◆ **Task objective**
Exactly repeat the material, dropping only the pictures.
────────────────────
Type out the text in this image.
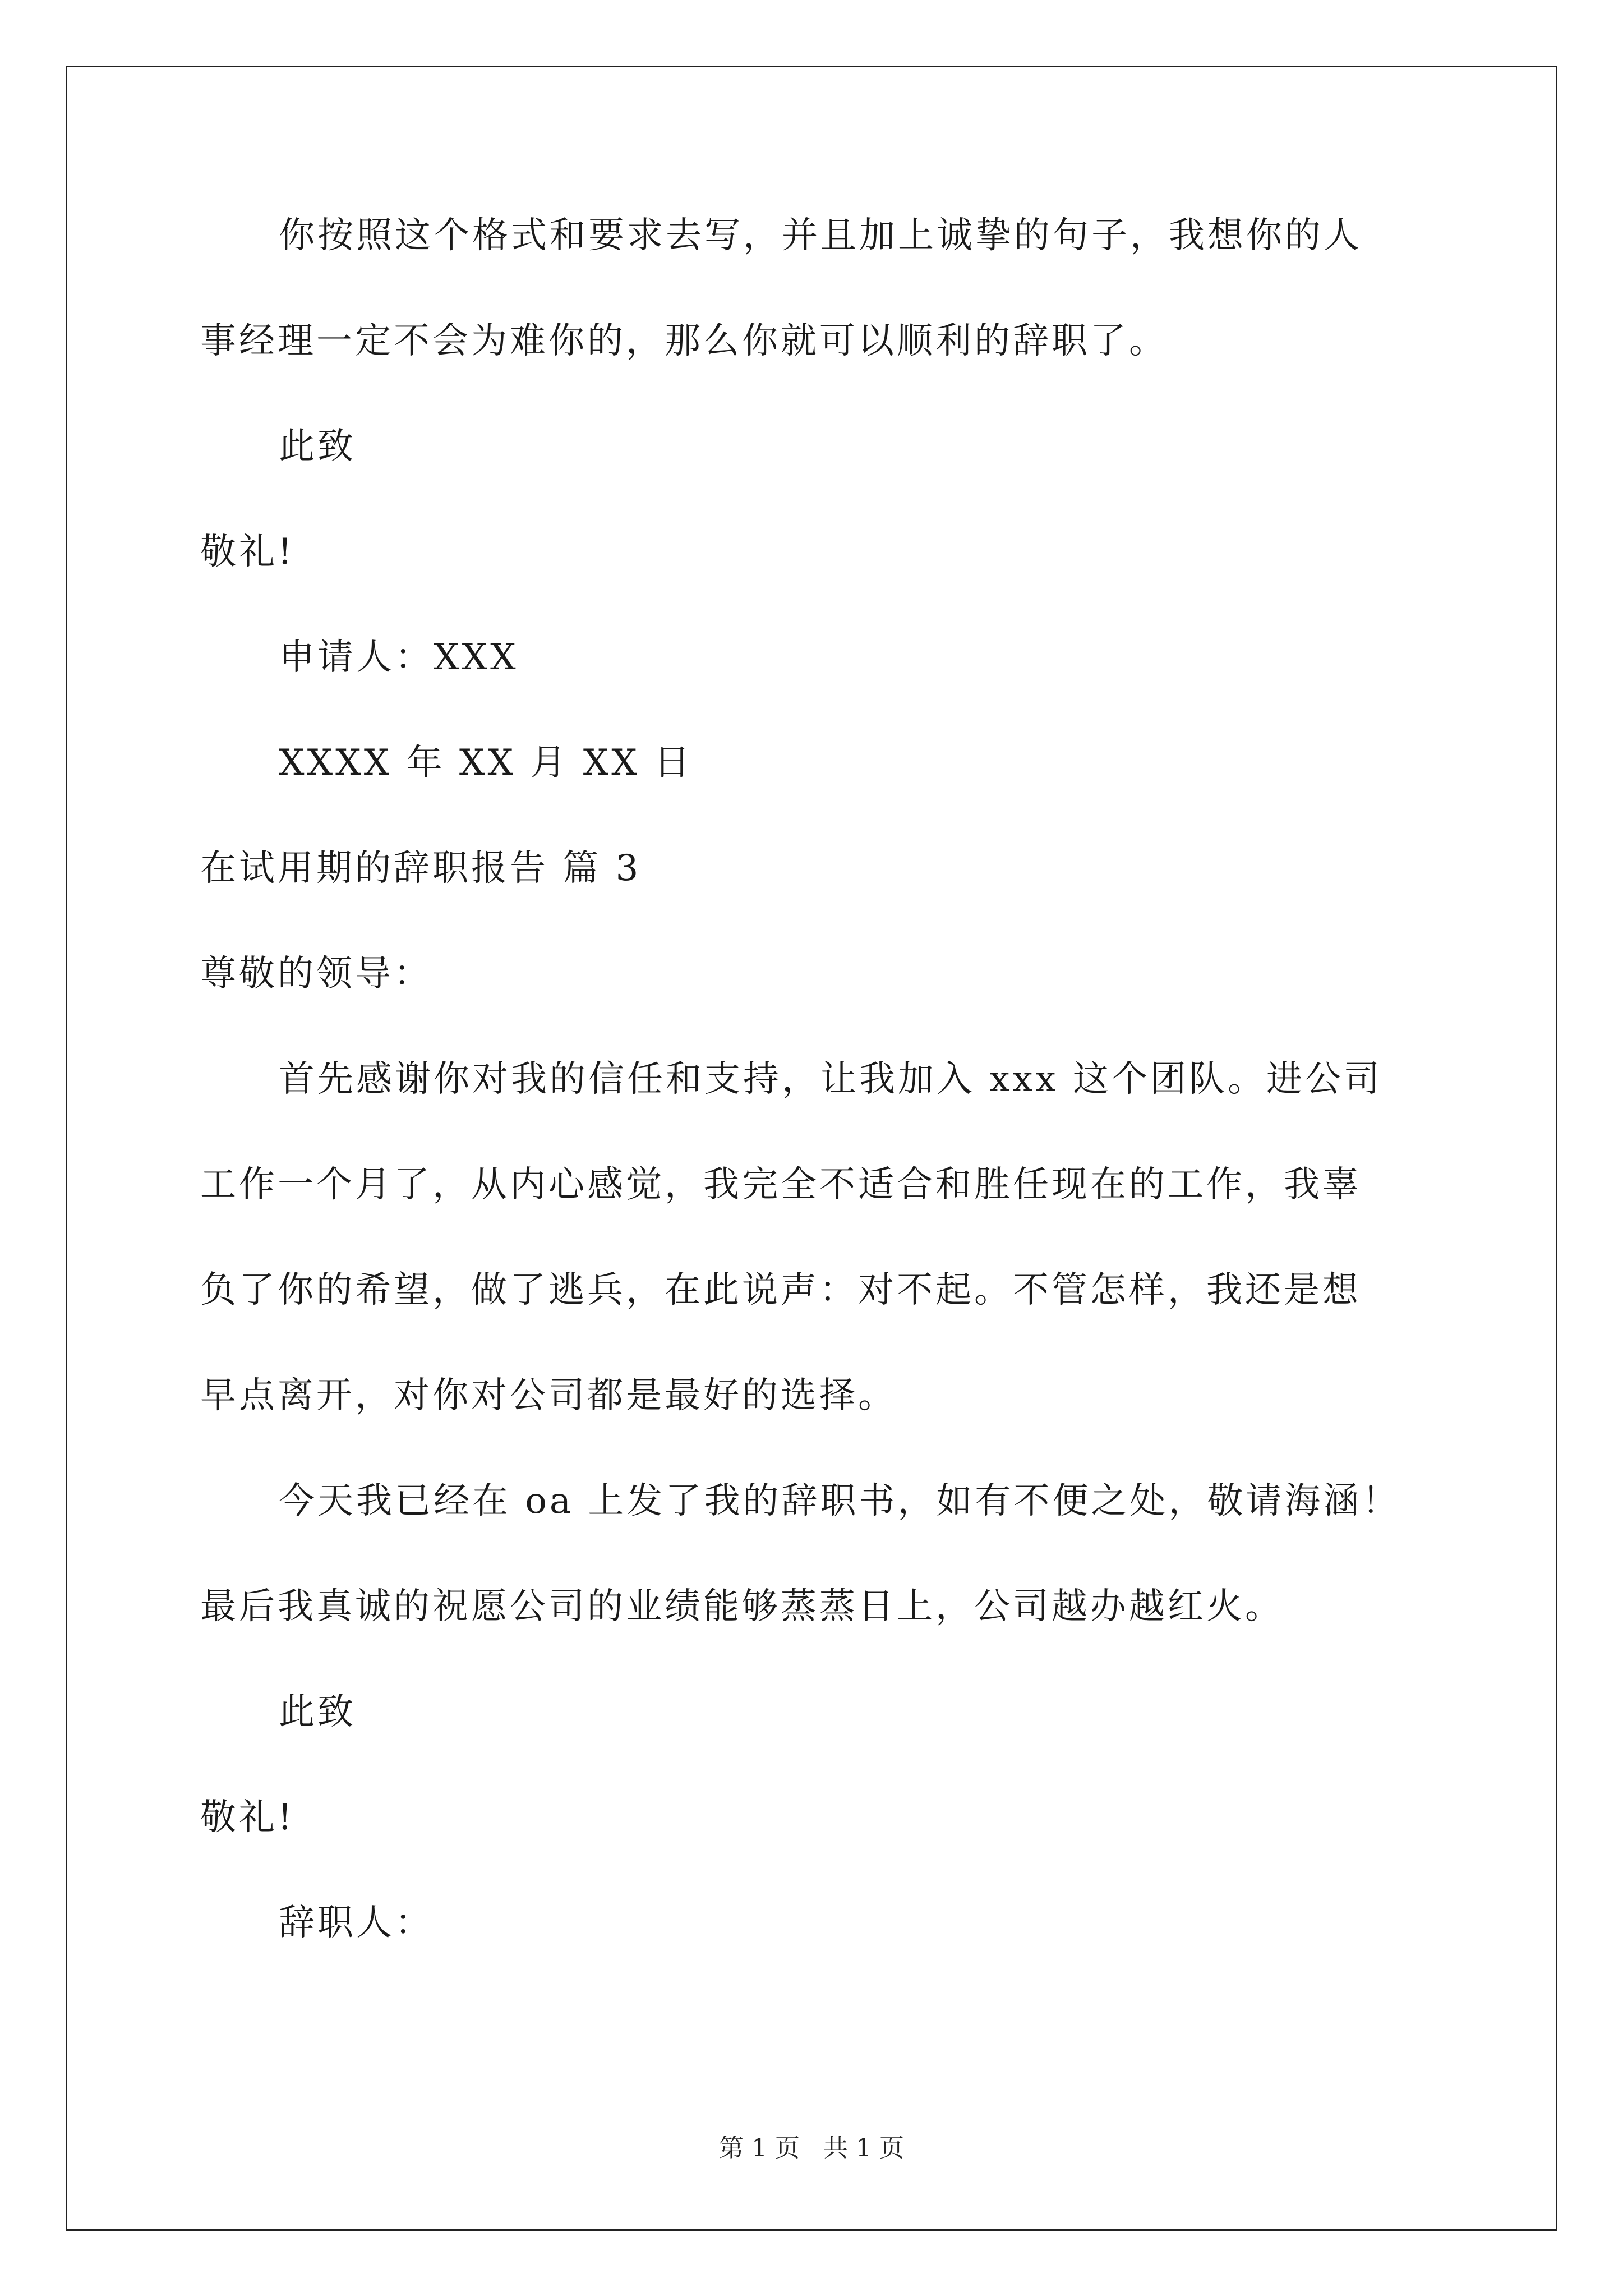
你按照这个格式和要求去写，并且加上诚挚的句子，我想你的人
事经理一定不会为难你的，那么你就可以顺利的辞职了。
此致
敬礼!
申请人：XXX
XXXX 年 XX 月 XX 日
在试用期的辞职报告 篇 3
尊敬的领导：
首先感谢你对我的信任和支持，让我加入 xxx 这个团队。进公司
工作一个月了，从内心感觉，我完全不适合和胜任现在的工作，我辜
负了你的希望，做了逃兵，在此说声：对不起。不管怎样，我还是想
早点离开，对你对公司都是最好的选择。
今天我已经在 oa 上发了我的辞职书，如有不便之处，敬请海涵！
最后我真诚的祝愿公司的业绩能够蒸蒸日上，公司越办越红火。
此致
敬礼!
辞职人：
第 1 页   共 1 页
────────────────────
◆ **Output below**
Type out the text in this image.
你按照这个格式和要求去写，并且加上诚挚的句子，我想你的人
事经理一定不会为难你的，那么你就可以顺利的辞职了。
此致
敬礼!
申请人：XXX
XXXX 年 XX 月 XX 日
在试用期的辞职报告 篇 3
尊敬的领导：
首先感谢你对我的信任和支持，让我加入 xxx 这个团队。进公司
工作一个月了，从内心感觉，我完全不适合和胜任现在的工作，我辜
负了你的希望，做了逃兵，在此说声：对不起。不管怎样，我还是想
早点离开，对你对公司都是最好的选择。
今天我已经在 oa 上发了我的辞职书，如有不便之处，敬请海涵！
最后我真诚的祝愿公司的业绩能够蒸蒸日上，公司越办越红火。
此致
敬礼!
辞职人：
第 1 页   共 1 页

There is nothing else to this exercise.